>> Start Listing
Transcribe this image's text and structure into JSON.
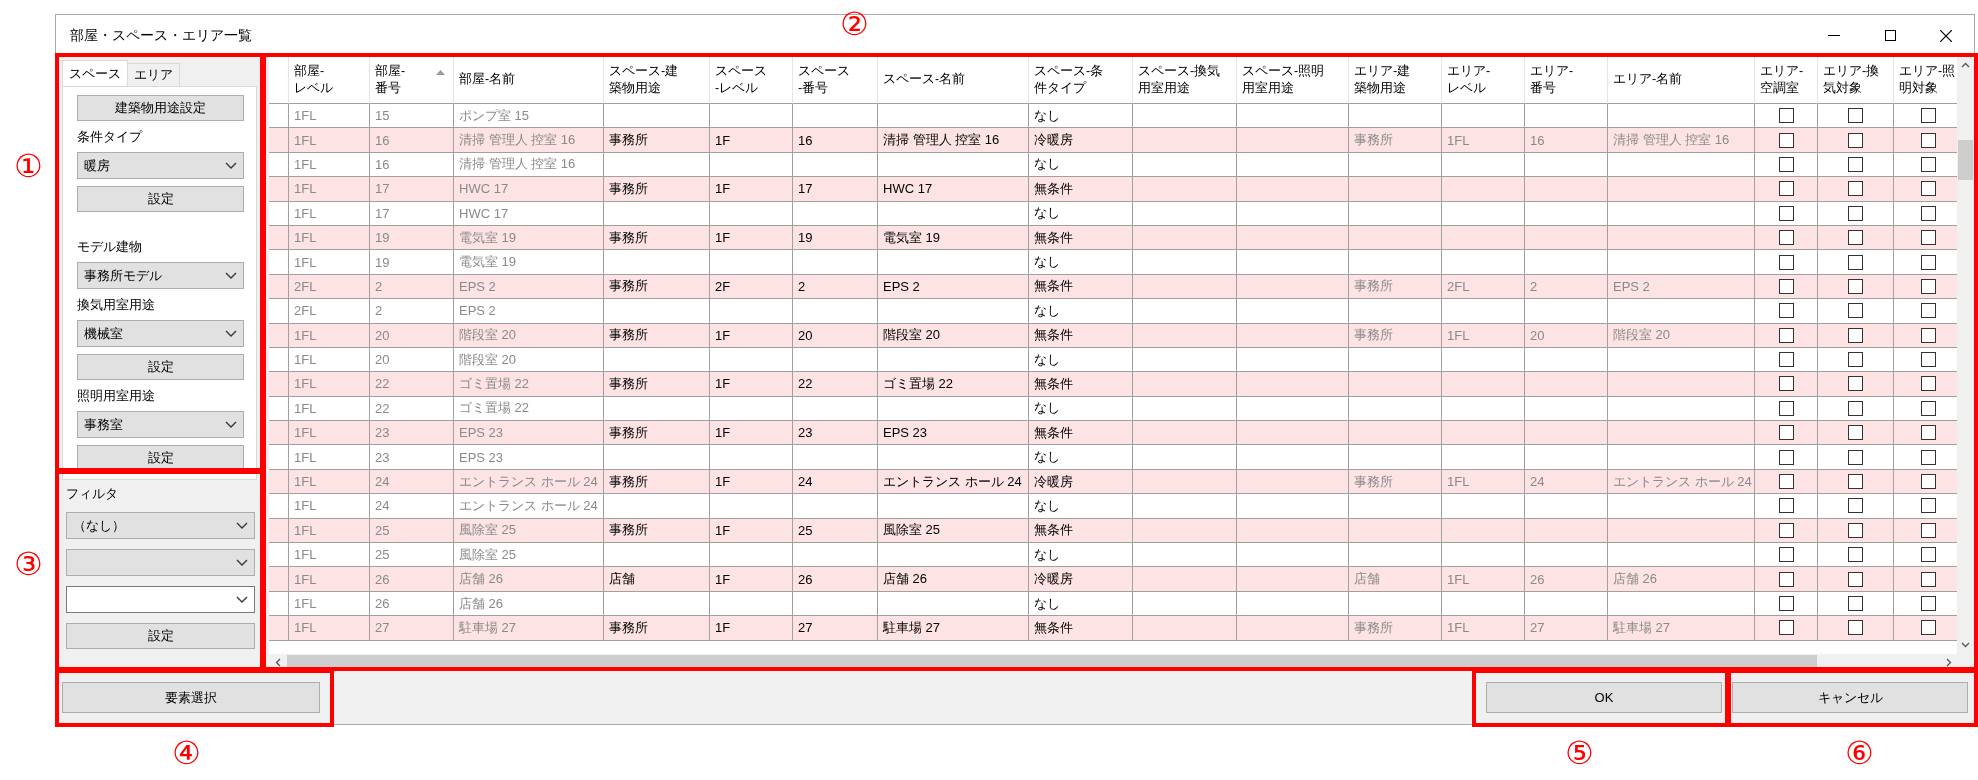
{
  "window": {
    "title": "部屋・スペース・エリア一覧"
  },
  "tabs": [
    {
      "label": "スペース",
      "selected": true
    },
    {
      "label": "エリア",
      "selected": false
    }
  ],
  "space_panel": [
    {
      "kind": "button",
      "text": "建築物用途設定"
    },
    {
      "kind": "label",
      "text": "条件タイプ"
    },
    {
      "kind": "dropdown",
      "value": "暖房"
    },
    {
      "kind": "button",
      "text": "設定"
    },
    {
      "kind": "gap"
    },
    {
      "kind": "label",
      "text": "モデル建物"
    },
    {
      "kind": "dropdown",
      "value": "事務所モデル"
    },
    {
      "kind": "label",
      "text": "換気用室用途"
    },
    {
      "kind": "dropdown",
      "value": "機械室"
    },
    {
      "kind": "button",
      "text": "設定"
    },
    {
      "kind": "label",
      "text": "照明用室用途"
    },
    {
      "kind": "dropdown",
      "value": "事務室"
    },
    {
      "kind": "button",
      "text": "設定"
    }
  ],
  "filter_panel": [
    {
      "kind": "label",
      "text": "フィルタ"
    },
    {
      "kind": "dropdown",
      "value": "（なし）"
    },
    {
      "kind": "dropdown"
    },
    {
      "kind": "combo"
    },
    {
      "kind": "button",
      "text": "設定"
    }
  ],
  "table": {
    "columns": [
      {
        "lines": [
          "部屋-",
          "レベル"
        ],
        "kind": "linked"
      },
      {
        "lines": [
          "部屋-",
          "番号"
        ],
        "kind": "linked",
        "sorted": true
      },
      {
        "lines": [
          "部屋-名前"
        ],
        "kind": "linked"
      },
      {
        "lines": [
          "スペース-建",
          "築物用途"
        ],
        "kind": "text"
      },
      {
        "lines": [
          "スペース",
          "-レベル"
        ],
        "kind": "text"
      },
      {
        "lines": [
          "スペース",
          "-番号"
        ],
        "kind": "text"
      },
      {
        "lines": [
          "スペース-名前"
        ],
        "kind": "text"
      },
      {
        "lines": [
          "スペース-条",
          "件タイプ"
        ],
        "kind": "text"
      },
      {
        "lines": [
          "スペース-換気",
          "用室用途"
        ],
        "kind": "text"
      },
      {
        "lines": [
          "スペース-照明",
          "用室用途"
        ],
        "kind": "text"
      },
      {
        "lines": [
          "エリア-建",
          "築物用途"
        ],
        "kind": "linked"
      },
      {
        "lines": [
          "エリア-",
          "レベル"
        ],
        "kind": "linked"
      },
      {
        "lines": [
          "エリア-",
          "番号"
        ],
        "kind": "linked"
      },
      {
        "lines": [
          "エリア-名前"
        ],
        "kind": "linked"
      },
      {
        "lines": [
          "エリア-",
          "空調室"
        ],
        "kind": "check"
      },
      {
        "lines": [
          "エリア-換",
          "気対象"
        ],
        "kind": "check"
      },
      {
        "lines": [
          "エリア-照",
          "明対象"
        ],
        "kind": "check"
      }
    ],
    "rows": [
      {
        "highlighted": false,
        "cells": [
          "1FL",
          "15",
          "ポンプ室 15",
          null,
          null,
          null,
          null,
          "なし",
          null,
          null,
          null,
          null,
          null,
          null,
          false,
          false,
          false
        ]
      },
      {
        "highlighted": true,
        "cells": [
          "1FL",
          "16",
          "清掃 管理人 控室 16",
          "事務所",
          "1F",
          "16",
          "清掃 管理人 控室 16",
          "冷暖房",
          null,
          null,
          "事務所",
          "1FL",
          "16",
          "清掃 管理人 控室 16",
          false,
          false,
          false
        ]
      },
      {
        "highlighted": false,
        "cells": [
          "1FL",
          "16",
          "清掃 管理人 控室 16",
          null,
          null,
          null,
          null,
          "なし",
          null,
          null,
          null,
          null,
          null,
          null,
          false,
          false,
          false
        ]
      },
      {
        "highlighted": true,
        "cells": [
          "1FL",
          "17",
          "HWC 17",
          "事務所",
          "1F",
          "17",
          "HWC 17",
          "無条件",
          null,
          null,
          null,
          null,
          null,
          null,
          false,
          false,
          false
        ]
      },
      {
        "highlighted": false,
        "cells": [
          "1FL",
          "17",
          "HWC 17",
          null,
          null,
          null,
          null,
          "なし",
          null,
          null,
          null,
          null,
          null,
          null,
          false,
          false,
          false
        ]
      },
      {
        "highlighted": true,
        "cells": [
          "1FL",
          "19",
          "電気室 19",
          "事務所",
          "1F",
          "19",
          "電気室 19",
          "無条件",
          null,
          null,
          null,
          null,
          null,
          null,
          false,
          false,
          false
        ]
      },
      {
        "highlighted": false,
        "cells": [
          "1FL",
          "19",
          "電気室 19",
          null,
          null,
          null,
          null,
          "なし",
          null,
          null,
          null,
          null,
          null,
          null,
          false,
          false,
          false
        ]
      },
      {
        "highlighted": true,
        "cells": [
          "2FL",
          "2",
          "EPS 2",
          "事務所",
          "2F",
          "2",
          "EPS 2",
          "無条件",
          null,
          null,
          "事務所",
          "2FL",
          "2",
          "EPS 2",
          false,
          false,
          false
        ]
      },
      {
        "highlighted": false,
        "cells": [
          "2FL",
          "2",
          "EPS 2",
          null,
          null,
          null,
          null,
          "なし",
          null,
          null,
          null,
          null,
          null,
          null,
          false,
          false,
          false
        ]
      },
      {
        "highlighted": true,
        "cells": [
          "1FL",
          "20",
          "階段室 20",
          "事務所",
          "1F",
          "20",
          "階段室 20",
          "無条件",
          null,
          null,
          "事務所",
          "1FL",
          "20",
          "階段室 20",
          false,
          false,
          false
        ]
      },
      {
        "highlighted": false,
        "cells": [
          "1FL",
          "20",
          "階段室 20",
          null,
          null,
          null,
          null,
          "なし",
          null,
          null,
          null,
          null,
          null,
          null,
          false,
          false,
          false
        ]
      },
      {
        "highlighted": true,
        "cells": [
          "1FL",
          "22",
          "ゴミ置場 22",
          "事務所",
          "1F",
          "22",
          "ゴミ置場 22",
          "無条件",
          null,
          null,
          null,
          null,
          null,
          null,
          false,
          false,
          false
        ]
      },
      {
        "highlighted": false,
        "cells": [
          "1FL",
          "22",
          "ゴミ置場 22",
          null,
          null,
          null,
          null,
          "なし",
          null,
          null,
          null,
          null,
          null,
          null,
          false,
          false,
          false
        ]
      },
      {
        "highlighted": true,
        "cells": [
          "1FL",
          "23",
          "EPS 23",
          "事務所",
          "1F",
          "23",
          "EPS 23",
          "無条件",
          null,
          null,
          null,
          null,
          null,
          null,
          false,
          false,
          false
        ]
      },
      {
        "highlighted": false,
        "cells": [
          "1FL",
          "23",
          "EPS 23",
          null,
          null,
          null,
          null,
          "なし",
          null,
          null,
          null,
          null,
          null,
          null,
          false,
          false,
          false
        ]
      },
      {
        "highlighted": true,
        "cells": [
          "1FL",
          "24",
          "エントランス ホール 24",
          "事務所",
          "1F",
          "24",
          "エントランス ホール 24",
          "冷暖房",
          null,
          null,
          "事務所",
          "1FL",
          "24",
          "エントランス ホール 24",
          false,
          false,
          false
        ]
      },
      {
        "highlighted": false,
        "cells": [
          "1FL",
          "24",
          "エントランス ホール 24",
          null,
          null,
          null,
          null,
          "なし",
          null,
          null,
          null,
          null,
          null,
          null,
          false,
          false,
          false
        ]
      },
      {
        "highlighted": true,
        "cells": [
          "1FL",
          "25",
          "風除室 25",
          "事務所",
          "1F",
          "25",
          "風除室 25",
          "無条件",
          null,
          null,
          null,
          null,
          null,
          null,
          false,
          false,
          false
        ]
      },
      {
        "highlighted": false,
        "cells": [
          "1FL",
          "25",
          "風除室 25",
          null,
          null,
          null,
          null,
          "なし",
          null,
          null,
          null,
          null,
          null,
          null,
          false,
          false,
          false
        ]
      },
      {
        "highlighted": true,
        "cells": [
          "1FL",
          "26",
          "店舗 26",
          "店舗",
          "1F",
          "26",
          "店舗 26",
          "冷暖房",
          null,
          null,
          "店舗",
          "1FL",
          "26",
          "店舗 26",
          false,
          false,
          false
        ]
      },
      {
        "highlighted": false,
        "cells": [
          "1FL",
          "26",
          "店舗 26",
          null,
          null,
          null,
          null,
          "なし",
          null,
          null,
          null,
          null,
          null,
          null,
          false,
          false,
          false
        ]
      },
      {
        "highlighted": true,
        "cells": [
          "1FL",
          "27",
          "駐車場 27",
          "事務所",
          "1F",
          "27",
          "駐車場 27",
          "無条件",
          null,
          null,
          "事務所",
          "1FL",
          "27",
          "駐車場 27",
          false,
          false,
          false
        ]
      }
    ]
  },
  "bottom_buttons": [
    {
      "text": "要素選択",
      "kind": "left"
    },
    {
      "text": "OK",
      "kind": "right"
    },
    {
      "text": "キャンセル",
      "kind": "right"
    }
  ],
  "annotations": [
    {
      "label": "①"
    },
    {
      "label": "②"
    },
    {
      "label": "③"
    },
    {
      "label": "④"
    },
    {
      "label": "⑤"
    },
    {
      "label": "⑥"
    }
  ]
}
>> End Listing
### Task objective
Check each line of the material above for "スペース" and say how many lines contain it, giving the number alone.

### Task solution
9